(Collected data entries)
══════

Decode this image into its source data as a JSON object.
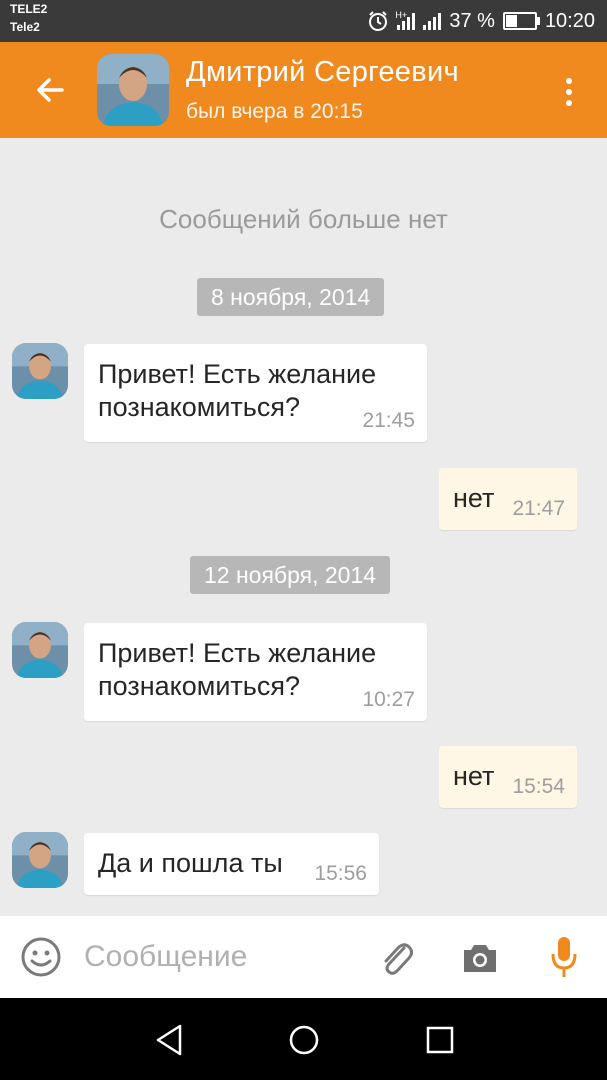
{
  "status_bar": {
    "carrier_top": "TELE2",
    "carrier_bottom": "Tele2",
    "network": "H+",
    "battery_text": "37 %",
    "battery_level": 0.37,
    "time": "10:20"
  },
  "header": {
    "contact_name": "Дмитрий Сергеевич",
    "last_seen": "был вчера в 20:15",
    "accent_color": "#f08a1e"
  },
  "chat": {
    "no_more_messages": "Сообщений больше нет",
    "date_1": "8 ноября, 2014",
    "date_2": "12 ноября, 2014",
    "messages": [
      {
        "direction": "in",
        "text_line1": "Привет! Есть желание",
        "text_line2": "познакомиться?",
        "time": "21:45"
      },
      {
        "direction": "out",
        "text": "нет",
        "time": "21:47"
      },
      {
        "direction": "in",
        "text_line1": "Привет! Есть желание",
        "text_line2": "познакомиться?",
        "time": "10:27"
      },
      {
        "direction": "out",
        "text": "нет",
        "time": "15:54"
      },
      {
        "direction": "in",
        "text": "Да и пошла ты",
        "time": "15:56"
      }
    ]
  },
  "input": {
    "placeholder": "Сообщение",
    "icons": [
      "smiley-icon",
      "paperclip-icon",
      "camera-icon",
      "microphone-icon"
    ]
  },
  "nav": {
    "icons": [
      "back-triangle-icon",
      "home-circle-icon",
      "recents-square-icon"
    ]
  }
}
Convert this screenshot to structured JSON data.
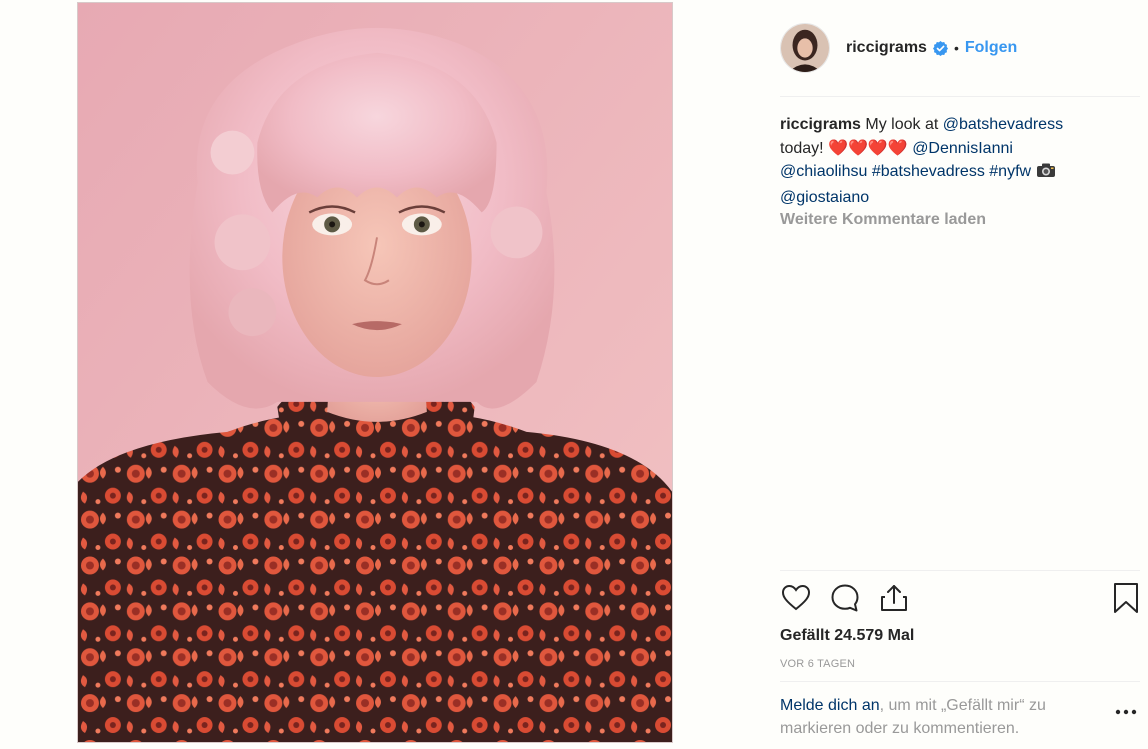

══════

§ **The task**
Reproduce the entries exactly. Do not carry over any picture.

§ **Completed exercise**
Decode this image into its source data as a JSON object.
{
  "status_bar": {
    "carrier_top": "TELE2",
    "carrier_bottom": "Tele2",
    "network": "H+",
    "battery_text": "37 %",
    "battery_level": 0.37,
    "time": "10:20"
  },
  "header": {
    "contact_name": "Дмитрий Сергеевич",
    "last_seen": "был вчера в 20:15",
    "accent_color": "#f08a1e"
  },
  "chat": {
    "no_more_messages": "Сообщений больше нет",
    "date_1": "8 ноября, 2014",
    "date_2": "12 ноября, 2014",
    "messages": [
      {
        "direction": "in",
        "text_line1": "Привет! Есть желание",
        "text_line2": "познакомиться?",
        "time": "21:45"
      },
      {
        "direction": "out",
        "text": "нет",
        "time": "21:47"
      },
      {
        "direction": "in",
        "text_line1": "Привет! Есть желание",
        "text_line2": "познакомиться?",
        "time": "10:27"
      },
      {
        "direction": "out",
        "text": "нет",
        "time": "15:54"
      },
      {
        "direction": "in",
        "text": "Да и пошла ты",
        "time": "15:56"
      }
    ]
  },
  "input": {
    "placeholder": "Сообщение",
    "icons": [
      "smiley-icon",
      "paperclip-icon",
      "camera-icon",
      "microphone-icon"
    ]
  },
  "nav": {
    "icons": [
      "back-triangle-icon",
      "home-circle-icon",
      "recents-square-icon"
    ]
  }
}
Convert this screenshot to structured JSON data.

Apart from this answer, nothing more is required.